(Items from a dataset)

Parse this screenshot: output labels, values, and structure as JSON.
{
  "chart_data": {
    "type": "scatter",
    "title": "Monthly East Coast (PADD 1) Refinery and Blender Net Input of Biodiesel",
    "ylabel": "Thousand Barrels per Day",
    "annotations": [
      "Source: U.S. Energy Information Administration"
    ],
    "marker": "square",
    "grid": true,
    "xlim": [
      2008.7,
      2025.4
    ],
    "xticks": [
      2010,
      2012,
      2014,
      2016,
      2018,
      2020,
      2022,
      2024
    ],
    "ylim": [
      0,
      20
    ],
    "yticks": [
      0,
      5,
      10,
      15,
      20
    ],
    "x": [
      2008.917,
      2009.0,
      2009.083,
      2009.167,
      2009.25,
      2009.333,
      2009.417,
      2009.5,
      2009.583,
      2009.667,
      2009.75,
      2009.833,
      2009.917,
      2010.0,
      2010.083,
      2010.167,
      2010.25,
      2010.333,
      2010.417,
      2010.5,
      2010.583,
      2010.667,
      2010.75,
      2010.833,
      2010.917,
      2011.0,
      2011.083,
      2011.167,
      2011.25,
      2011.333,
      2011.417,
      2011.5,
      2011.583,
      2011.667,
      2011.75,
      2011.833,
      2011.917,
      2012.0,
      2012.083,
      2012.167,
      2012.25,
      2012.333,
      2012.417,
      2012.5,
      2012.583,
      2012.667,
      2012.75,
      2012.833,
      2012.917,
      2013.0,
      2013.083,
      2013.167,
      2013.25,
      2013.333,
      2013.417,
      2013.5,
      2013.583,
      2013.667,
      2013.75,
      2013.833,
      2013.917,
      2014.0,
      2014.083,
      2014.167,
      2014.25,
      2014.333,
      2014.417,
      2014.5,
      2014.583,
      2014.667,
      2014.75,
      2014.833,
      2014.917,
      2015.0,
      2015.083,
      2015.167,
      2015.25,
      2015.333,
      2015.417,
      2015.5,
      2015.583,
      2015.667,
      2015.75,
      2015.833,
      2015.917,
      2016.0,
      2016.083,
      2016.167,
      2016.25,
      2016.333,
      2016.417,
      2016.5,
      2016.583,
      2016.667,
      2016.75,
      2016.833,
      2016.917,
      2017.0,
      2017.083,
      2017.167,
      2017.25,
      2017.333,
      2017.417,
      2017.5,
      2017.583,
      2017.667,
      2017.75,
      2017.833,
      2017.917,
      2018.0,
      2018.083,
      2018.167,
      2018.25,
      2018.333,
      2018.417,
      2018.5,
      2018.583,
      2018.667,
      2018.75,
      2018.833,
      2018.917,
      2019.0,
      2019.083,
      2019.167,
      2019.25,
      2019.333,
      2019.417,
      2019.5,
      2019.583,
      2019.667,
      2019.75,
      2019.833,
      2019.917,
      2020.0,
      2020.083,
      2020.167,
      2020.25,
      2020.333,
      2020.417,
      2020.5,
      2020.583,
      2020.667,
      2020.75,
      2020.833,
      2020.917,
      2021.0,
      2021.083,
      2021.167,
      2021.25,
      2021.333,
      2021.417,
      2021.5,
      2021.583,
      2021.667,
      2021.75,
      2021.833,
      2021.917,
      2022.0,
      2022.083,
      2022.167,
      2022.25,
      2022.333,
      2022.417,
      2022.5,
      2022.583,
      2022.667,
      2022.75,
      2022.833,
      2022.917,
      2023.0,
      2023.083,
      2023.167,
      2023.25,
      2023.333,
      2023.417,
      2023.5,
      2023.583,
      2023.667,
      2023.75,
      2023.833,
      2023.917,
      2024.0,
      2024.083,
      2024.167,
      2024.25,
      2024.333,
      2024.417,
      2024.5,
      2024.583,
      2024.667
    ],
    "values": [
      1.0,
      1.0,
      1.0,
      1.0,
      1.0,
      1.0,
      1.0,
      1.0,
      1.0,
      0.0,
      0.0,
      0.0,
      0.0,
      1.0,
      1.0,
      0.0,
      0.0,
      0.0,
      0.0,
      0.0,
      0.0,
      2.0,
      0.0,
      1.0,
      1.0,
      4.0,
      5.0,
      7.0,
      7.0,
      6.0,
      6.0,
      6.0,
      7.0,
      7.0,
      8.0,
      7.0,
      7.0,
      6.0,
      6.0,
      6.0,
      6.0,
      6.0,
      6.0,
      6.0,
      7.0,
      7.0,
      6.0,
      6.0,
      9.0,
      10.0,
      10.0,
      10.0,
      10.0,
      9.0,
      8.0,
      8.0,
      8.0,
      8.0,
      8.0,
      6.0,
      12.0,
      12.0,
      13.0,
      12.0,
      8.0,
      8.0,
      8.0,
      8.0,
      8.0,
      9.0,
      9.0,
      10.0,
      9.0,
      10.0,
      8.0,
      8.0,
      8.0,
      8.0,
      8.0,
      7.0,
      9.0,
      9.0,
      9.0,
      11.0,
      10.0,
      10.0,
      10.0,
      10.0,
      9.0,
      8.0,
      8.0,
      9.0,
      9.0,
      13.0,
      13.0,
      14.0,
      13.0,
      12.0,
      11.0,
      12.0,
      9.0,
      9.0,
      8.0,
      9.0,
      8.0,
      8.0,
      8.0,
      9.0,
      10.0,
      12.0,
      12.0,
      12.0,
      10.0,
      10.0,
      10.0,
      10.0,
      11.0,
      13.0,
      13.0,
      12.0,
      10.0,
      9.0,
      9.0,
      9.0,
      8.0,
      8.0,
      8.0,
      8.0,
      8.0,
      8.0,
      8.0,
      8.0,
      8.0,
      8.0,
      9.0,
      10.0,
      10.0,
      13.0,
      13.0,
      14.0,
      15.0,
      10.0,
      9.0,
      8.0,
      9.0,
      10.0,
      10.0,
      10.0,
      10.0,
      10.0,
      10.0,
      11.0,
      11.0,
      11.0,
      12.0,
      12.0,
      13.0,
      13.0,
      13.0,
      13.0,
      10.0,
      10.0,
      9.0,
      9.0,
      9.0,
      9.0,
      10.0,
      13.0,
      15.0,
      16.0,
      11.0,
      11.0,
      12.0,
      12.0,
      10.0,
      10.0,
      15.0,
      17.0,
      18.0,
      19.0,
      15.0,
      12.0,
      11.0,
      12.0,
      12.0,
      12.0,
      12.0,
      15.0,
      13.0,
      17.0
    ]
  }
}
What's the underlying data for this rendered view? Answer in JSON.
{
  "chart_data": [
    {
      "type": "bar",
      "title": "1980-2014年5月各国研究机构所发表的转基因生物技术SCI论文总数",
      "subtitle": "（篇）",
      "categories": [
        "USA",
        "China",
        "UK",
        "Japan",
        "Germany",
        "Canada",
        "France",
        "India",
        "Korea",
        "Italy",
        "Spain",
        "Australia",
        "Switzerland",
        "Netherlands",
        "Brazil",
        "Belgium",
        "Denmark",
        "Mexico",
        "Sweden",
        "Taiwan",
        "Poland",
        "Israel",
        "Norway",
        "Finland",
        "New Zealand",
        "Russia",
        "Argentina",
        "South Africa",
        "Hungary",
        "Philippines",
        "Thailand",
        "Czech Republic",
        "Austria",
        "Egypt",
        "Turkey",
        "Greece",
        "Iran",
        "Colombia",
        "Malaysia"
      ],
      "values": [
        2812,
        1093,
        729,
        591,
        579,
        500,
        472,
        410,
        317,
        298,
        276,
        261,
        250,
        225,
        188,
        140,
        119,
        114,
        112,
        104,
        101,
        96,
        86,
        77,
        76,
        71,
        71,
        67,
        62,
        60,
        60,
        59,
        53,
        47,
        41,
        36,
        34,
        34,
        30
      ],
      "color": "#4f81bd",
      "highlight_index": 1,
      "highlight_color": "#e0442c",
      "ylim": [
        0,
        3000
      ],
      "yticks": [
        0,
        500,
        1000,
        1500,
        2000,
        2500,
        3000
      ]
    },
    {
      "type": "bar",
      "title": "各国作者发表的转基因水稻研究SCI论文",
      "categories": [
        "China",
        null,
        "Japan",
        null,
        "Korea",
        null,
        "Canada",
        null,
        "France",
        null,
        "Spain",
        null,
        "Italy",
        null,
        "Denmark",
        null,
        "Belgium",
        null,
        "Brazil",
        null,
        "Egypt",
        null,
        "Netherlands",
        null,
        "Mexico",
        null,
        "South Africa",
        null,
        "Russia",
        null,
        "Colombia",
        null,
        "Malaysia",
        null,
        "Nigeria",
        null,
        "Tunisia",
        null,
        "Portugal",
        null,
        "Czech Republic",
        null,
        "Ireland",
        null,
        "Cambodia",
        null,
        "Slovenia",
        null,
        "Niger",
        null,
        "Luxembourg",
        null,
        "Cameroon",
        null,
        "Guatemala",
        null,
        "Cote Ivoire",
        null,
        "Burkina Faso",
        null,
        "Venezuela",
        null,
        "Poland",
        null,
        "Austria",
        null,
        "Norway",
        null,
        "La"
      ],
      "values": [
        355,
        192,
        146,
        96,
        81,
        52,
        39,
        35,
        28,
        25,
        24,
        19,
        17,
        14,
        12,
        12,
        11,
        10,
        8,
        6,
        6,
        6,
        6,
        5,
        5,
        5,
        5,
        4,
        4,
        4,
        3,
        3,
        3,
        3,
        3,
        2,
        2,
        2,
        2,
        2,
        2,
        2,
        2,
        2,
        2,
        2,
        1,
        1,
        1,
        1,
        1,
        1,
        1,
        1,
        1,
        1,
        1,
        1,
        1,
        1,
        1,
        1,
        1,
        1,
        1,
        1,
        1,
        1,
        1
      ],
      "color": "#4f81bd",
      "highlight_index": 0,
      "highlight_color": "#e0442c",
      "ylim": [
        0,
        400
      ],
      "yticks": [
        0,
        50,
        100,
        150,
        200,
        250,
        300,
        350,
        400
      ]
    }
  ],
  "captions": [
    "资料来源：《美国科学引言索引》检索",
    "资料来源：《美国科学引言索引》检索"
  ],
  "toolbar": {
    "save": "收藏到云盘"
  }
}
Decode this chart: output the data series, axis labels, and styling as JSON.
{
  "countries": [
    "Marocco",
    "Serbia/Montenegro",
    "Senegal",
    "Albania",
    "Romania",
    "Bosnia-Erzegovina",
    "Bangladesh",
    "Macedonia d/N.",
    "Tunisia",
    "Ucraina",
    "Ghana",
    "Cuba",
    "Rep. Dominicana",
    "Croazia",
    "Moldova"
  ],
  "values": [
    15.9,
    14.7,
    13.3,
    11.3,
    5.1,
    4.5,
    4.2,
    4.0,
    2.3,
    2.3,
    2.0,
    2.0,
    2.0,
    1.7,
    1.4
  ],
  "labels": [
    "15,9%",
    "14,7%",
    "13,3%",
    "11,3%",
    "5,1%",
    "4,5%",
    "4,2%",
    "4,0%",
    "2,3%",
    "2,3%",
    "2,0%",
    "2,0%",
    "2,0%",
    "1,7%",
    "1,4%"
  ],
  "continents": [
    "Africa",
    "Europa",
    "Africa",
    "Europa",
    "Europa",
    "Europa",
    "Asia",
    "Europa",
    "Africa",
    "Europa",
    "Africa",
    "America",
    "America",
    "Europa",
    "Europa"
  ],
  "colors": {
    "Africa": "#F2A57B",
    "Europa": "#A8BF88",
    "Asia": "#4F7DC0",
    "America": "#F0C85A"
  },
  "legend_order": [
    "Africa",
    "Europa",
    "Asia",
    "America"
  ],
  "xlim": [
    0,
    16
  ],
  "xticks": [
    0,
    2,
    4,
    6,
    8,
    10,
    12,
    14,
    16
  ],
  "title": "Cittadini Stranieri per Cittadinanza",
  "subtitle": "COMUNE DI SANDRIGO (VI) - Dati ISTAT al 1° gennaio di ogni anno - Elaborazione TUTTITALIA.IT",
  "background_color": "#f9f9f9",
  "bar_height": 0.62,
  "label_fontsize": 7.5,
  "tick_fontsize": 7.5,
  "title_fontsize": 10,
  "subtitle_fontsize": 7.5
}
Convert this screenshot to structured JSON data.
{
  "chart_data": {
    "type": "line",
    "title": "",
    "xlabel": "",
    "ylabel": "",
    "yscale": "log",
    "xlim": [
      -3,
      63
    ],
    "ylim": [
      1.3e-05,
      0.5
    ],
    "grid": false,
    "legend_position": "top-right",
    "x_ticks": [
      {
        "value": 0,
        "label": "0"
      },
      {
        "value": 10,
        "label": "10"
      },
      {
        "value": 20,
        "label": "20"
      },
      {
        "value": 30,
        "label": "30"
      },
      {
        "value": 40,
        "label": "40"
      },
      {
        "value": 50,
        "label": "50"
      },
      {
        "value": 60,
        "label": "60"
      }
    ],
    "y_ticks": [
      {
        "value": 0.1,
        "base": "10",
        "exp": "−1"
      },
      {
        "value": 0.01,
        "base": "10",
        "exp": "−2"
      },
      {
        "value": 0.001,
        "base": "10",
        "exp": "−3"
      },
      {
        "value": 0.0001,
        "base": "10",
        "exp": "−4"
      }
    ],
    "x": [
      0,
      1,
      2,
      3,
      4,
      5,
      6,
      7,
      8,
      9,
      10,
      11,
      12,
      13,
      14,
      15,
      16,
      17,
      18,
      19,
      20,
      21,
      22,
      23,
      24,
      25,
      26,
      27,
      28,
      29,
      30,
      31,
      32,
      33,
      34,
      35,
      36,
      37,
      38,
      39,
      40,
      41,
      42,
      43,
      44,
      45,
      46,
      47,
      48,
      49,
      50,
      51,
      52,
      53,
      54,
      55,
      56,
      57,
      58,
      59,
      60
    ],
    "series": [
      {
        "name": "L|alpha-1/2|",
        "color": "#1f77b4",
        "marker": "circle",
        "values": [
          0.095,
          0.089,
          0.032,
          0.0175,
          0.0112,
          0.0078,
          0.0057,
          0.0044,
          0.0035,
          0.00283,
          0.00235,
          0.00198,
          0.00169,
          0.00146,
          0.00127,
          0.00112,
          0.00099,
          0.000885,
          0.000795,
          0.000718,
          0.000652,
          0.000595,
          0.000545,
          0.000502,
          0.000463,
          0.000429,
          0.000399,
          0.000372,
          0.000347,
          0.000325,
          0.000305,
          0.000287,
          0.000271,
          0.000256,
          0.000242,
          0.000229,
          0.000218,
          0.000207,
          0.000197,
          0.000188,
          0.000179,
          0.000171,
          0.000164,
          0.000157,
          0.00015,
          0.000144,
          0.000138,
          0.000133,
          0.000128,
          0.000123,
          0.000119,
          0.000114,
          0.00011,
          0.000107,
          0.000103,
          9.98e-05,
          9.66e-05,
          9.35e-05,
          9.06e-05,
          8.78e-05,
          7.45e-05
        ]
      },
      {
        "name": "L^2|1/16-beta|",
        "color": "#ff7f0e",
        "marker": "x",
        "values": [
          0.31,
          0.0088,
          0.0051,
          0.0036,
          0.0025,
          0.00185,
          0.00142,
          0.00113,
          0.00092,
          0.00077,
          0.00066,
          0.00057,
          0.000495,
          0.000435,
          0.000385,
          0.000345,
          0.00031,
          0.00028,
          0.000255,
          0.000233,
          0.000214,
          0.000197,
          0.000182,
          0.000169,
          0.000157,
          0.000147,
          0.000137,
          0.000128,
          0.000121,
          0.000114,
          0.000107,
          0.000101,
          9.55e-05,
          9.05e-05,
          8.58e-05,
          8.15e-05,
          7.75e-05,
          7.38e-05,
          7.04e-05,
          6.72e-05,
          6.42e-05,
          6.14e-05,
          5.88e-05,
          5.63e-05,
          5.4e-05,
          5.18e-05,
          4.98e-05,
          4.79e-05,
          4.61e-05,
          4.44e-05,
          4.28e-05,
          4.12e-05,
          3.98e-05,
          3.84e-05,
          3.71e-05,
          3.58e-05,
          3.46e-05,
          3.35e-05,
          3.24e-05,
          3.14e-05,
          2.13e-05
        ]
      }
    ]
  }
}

▸ EXERCISE TASK: A line counts if it holds the word "ylabel". Work out how many lines in the listing count, and give only that number.

▸ OUTPUT: 2